##### GIVEN ENTRIES
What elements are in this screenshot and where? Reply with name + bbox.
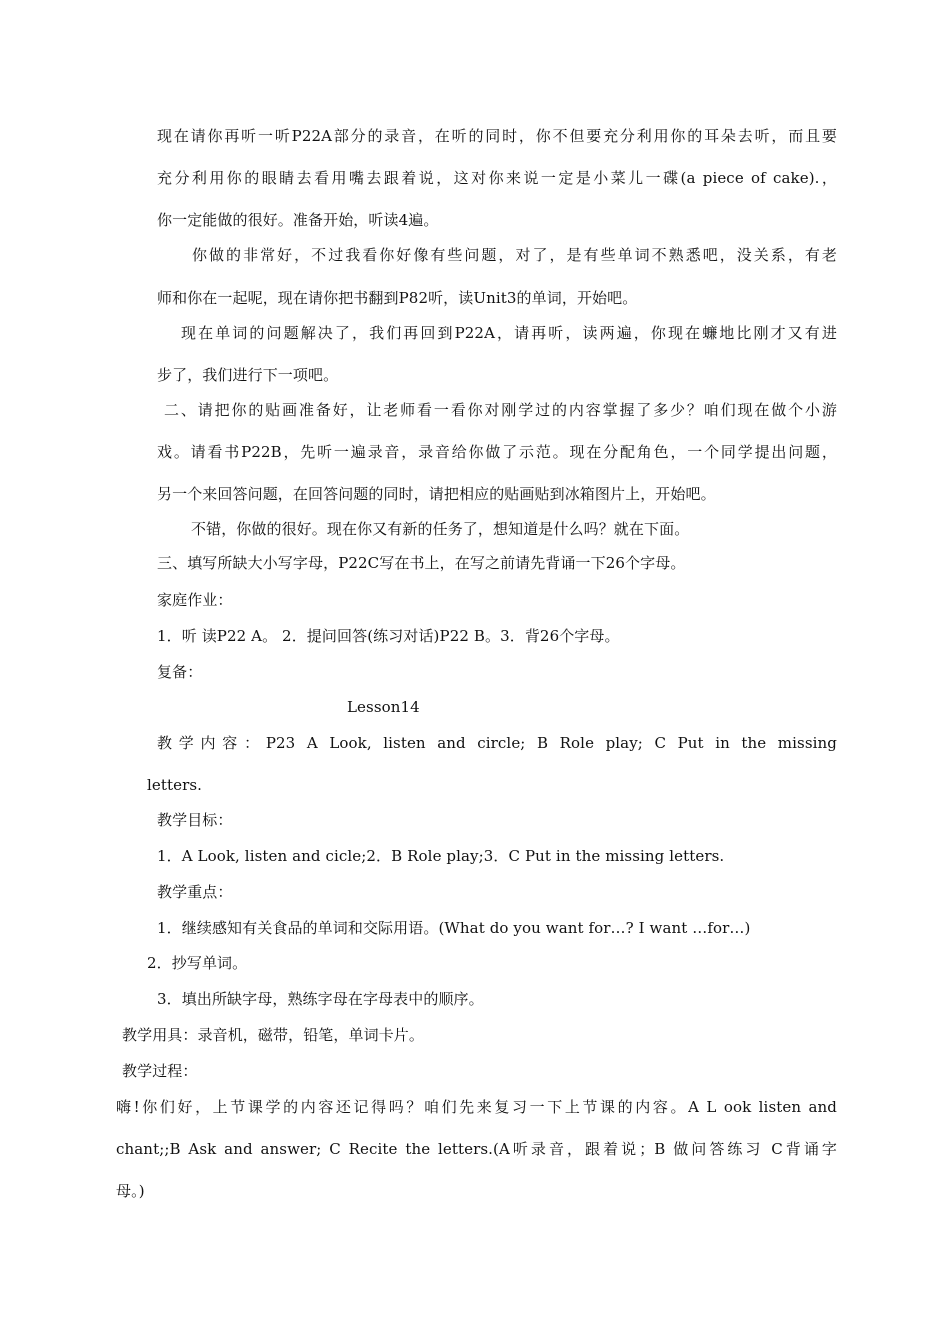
text-line: 充分利用你的眼睛去看用嘴去跟着说，这对你来说一定是小菜儿一碟(a piece of cake).， [157,169,837,187]
text-line: chant;;B Ask and answer; C Recite the letters.(A听录音，跟着说；B 做问答练习 C背诵字 [116,1140,837,1158]
text-line: 二、请把你的贴画准备好，让老师看一看你对刚学过的内容掌握了多少？咱们现在做个小游 [164,401,837,419]
text-line: 教学重点： [157,883,233,901]
text-line: 三、填写所缺大小写字母，P22C写在书上，在写之前请先背诵一下26个字母。 [157,554,686,572]
text-line: 你做的非常好，不过我看你好像有些问题，对了，是有些单词不熟悉吧，没关系，有老 [192,246,837,264]
text-line: 嗨!你们好，上节课学的内容还记得吗？咱们先来复习一下上节课的内容。A L ook listen and [116,1098,837,1116]
lesson-title: Lesson14 [347,698,420,716]
text-line: 不错，你做的很好。现在你又有新的任务了，想知道是什么吗？就在下面。 [191,520,690,538]
text-line: 现在请你再听一听P22A部分的录音，在听的同时，你不但要充分利用你的耳朵去听，而且要 [157,127,837,145]
text-line: 另一个来回答问题，在回答问题的同时，请把相应的贴画贴到冰箱图片上，开始吧。 [157,485,716,503]
text-line: 师和你在一起呢，现在请你把书翻到P82听，读Unit3的单词，开始吧。 [157,289,638,307]
text-line: 步了，我们进行下一项吧。 [157,366,339,384]
text-line: 2．抄写单词。 [147,954,248,972]
text-line: 复备： [157,663,203,681]
text-line: 教学目标： [157,811,233,829]
text-line: 母。) [116,1182,145,1200]
text-line: 戏。请看书P22B，先听一遍录音，录音给你做了示范。现在分配角色，一个同学提出问题， [157,443,837,461]
text-line: 现在单词的问题解决了，我们再回到P22A，请再听，读两遍，你现在蠊地比刚才又有进 [181,324,837,342]
text-line: letters. [147,776,203,794]
text-line: 你一定能做的很好。准备开始，听读4遍。 [157,211,439,229]
text-line: 1．A Look, listen and cicle;2．B Role play;3．C Put in the missing letters. [157,847,725,865]
text-line: 教学内容：P23 A Look, listen and circle; B Role play; C Put in the missing [157,734,837,752]
text-line: 3．填出所缺字母，熟练字母在字母表中的顺序。 [157,990,484,1008]
text-line: 家庭作业： [157,591,233,609]
text-line: 1．继续感知有关食品的单词和交际用语。(What do you want for…? I want …for…) [157,919,751,937]
text-line: 教学过程： [122,1062,198,1080]
text-line: 教学用具：录音机，磁带，铅笔，单词卡片。 [122,1026,425,1044]
text-line: 1．听 读P22 A。 2．提问回答(练习对话)P22 B。3．背26个字母。 [157,627,620,645]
##########
#### EXERCISE DESCRIPTION
Gather every line above that contains the string "letters", and copy each one out in full.

#### THE ANSWER
text-line: chant;;B Ask and answer; C Recite the letters.(A听录音，跟着说；B 做问答练习 C背诵字 [116,1140,837,1158]
text-line: letters. [147,776,203,794]
text-line: 1．A Look, listen and cicle;2．B Role play;3．C Put in the missing letters. [157,847,725,865]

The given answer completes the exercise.